__Problem to work on__
Transcribe every entry word for word, leaving out all images.

__Records for processing__
** BEGIN **

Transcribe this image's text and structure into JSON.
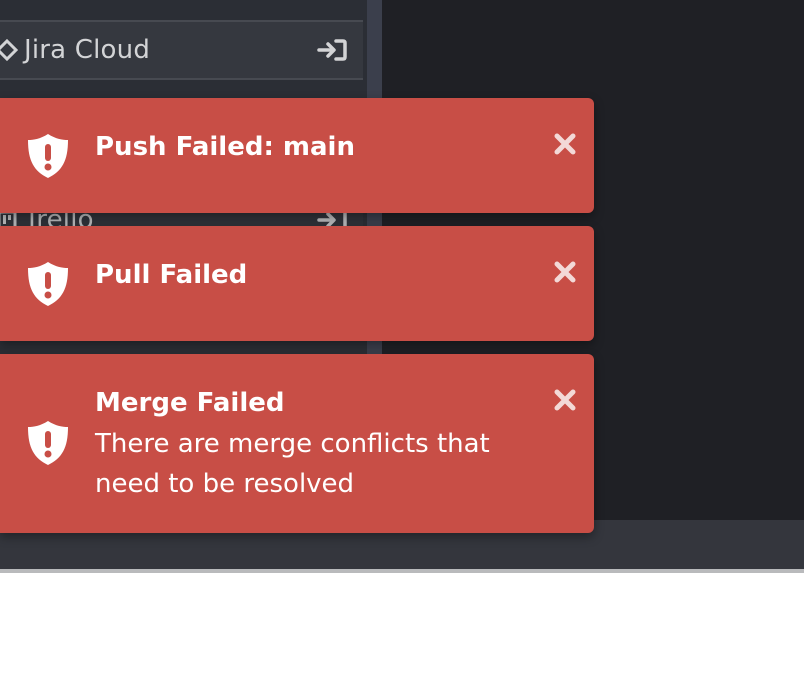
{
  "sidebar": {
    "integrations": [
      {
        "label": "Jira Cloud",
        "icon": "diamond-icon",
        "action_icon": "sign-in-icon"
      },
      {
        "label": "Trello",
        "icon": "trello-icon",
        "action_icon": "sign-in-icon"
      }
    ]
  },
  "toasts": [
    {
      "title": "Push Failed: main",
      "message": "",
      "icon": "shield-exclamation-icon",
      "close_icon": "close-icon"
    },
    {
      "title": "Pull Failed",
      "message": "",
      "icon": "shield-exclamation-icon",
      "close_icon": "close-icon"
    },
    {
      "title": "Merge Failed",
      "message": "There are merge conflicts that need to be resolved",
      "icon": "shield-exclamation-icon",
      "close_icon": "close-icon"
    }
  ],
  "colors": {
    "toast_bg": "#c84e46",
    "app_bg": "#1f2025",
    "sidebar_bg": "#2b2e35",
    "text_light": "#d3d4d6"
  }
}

** END **

__Exercise response__
Transcribe this image's text and structure into JSON.
{
  "sidebar": {
    "integrations": [
      {
        "label": "Jira Cloud",
        "icon": "diamond-icon",
        "action_icon": "sign-in-icon"
      },
      {
        "label": "Trello",
        "icon": "trello-icon",
        "action_icon": "sign-in-icon"
      }
    ]
  },
  "toasts": [
    {
      "title": "Push Failed: main",
      "message": "",
      "icon": "shield-exclamation-icon",
      "close_icon": "close-icon"
    },
    {
      "title": "Pull Failed",
      "message": "",
      "icon": "shield-exclamation-icon",
      "close_icon": "close-icon"
    },
    {
      "title": "Merge Failed",
      "message": "There are merge conflicts that need to be resolved",
      "icon": "shield-exclamation-icon",
      "close_icon": "close-icon"
    }
  ],
  "colors": {
    "toast_bg": "#c84e46",
    "app_bg": "#1f2025",
    "sidebar_bg": "#2b2e35",
    "text_light": "#d3d4d6"
  }
}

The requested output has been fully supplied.